Written task
Report, word for word, every line of the material that contains "this".

Supplied material
....
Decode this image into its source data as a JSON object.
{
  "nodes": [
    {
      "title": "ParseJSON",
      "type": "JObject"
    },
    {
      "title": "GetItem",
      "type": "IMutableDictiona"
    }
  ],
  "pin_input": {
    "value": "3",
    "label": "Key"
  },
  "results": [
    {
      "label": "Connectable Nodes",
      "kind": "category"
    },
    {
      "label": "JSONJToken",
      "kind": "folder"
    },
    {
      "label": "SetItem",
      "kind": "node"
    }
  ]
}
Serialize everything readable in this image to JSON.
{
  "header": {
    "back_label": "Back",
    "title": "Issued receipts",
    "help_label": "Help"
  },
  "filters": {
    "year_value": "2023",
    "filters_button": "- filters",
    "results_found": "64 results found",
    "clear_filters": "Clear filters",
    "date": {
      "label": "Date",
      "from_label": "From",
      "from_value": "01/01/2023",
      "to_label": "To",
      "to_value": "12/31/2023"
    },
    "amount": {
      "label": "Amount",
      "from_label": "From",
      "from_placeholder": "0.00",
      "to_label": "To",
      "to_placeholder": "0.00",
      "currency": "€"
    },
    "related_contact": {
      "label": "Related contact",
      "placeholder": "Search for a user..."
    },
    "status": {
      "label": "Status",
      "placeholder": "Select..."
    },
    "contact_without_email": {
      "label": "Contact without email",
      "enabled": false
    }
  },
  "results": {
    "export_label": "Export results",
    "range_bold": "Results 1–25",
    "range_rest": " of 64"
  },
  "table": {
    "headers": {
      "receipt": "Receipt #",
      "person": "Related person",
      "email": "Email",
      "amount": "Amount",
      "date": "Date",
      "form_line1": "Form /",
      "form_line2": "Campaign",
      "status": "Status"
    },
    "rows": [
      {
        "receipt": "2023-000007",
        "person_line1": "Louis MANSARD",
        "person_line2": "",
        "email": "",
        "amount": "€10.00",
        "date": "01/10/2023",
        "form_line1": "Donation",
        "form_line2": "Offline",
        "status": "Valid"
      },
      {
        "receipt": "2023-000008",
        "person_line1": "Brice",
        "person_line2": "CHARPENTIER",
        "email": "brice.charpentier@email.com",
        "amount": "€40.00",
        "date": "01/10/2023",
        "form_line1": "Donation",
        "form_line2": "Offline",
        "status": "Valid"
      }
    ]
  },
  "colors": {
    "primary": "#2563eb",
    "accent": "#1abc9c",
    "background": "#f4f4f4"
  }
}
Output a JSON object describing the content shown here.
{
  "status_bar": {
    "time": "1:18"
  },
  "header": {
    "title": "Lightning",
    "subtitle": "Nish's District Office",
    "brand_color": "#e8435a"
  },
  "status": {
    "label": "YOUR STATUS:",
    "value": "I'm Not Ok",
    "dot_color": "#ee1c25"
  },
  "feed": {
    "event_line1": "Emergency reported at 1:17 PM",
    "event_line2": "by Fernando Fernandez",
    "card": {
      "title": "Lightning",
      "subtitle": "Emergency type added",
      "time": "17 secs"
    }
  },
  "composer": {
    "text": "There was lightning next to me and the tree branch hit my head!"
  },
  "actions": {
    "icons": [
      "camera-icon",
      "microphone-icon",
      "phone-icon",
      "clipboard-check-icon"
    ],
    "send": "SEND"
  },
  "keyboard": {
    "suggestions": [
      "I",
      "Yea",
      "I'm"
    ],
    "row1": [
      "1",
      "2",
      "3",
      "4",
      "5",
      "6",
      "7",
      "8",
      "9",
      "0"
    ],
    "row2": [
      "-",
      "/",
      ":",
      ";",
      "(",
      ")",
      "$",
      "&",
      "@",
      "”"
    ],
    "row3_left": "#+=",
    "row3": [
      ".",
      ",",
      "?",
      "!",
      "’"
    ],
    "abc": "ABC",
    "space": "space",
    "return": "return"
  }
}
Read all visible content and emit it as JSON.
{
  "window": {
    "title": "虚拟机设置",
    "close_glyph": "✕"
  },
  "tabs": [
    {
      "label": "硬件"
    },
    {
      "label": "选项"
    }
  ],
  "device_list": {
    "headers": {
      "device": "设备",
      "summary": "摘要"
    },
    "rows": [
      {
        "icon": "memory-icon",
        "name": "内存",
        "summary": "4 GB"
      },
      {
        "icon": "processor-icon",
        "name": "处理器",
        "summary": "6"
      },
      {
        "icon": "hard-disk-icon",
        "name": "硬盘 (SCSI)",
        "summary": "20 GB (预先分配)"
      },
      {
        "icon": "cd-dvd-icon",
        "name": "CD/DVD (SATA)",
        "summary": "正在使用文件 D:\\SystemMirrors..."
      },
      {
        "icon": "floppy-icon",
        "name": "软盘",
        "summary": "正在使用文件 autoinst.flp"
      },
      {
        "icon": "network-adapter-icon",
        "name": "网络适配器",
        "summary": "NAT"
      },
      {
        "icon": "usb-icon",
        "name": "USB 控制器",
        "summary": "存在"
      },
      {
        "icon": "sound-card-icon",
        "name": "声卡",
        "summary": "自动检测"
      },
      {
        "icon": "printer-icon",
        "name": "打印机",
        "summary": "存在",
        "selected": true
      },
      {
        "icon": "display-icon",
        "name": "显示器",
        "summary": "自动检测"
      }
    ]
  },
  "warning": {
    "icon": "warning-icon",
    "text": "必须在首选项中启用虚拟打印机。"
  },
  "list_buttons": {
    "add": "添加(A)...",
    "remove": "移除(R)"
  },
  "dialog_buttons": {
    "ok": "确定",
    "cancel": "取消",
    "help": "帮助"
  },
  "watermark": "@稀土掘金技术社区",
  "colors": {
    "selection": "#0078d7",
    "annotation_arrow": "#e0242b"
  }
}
....
Finished answer
Decode this image into its source data as a JSON object.
Serialize everything readable in this image to JSON.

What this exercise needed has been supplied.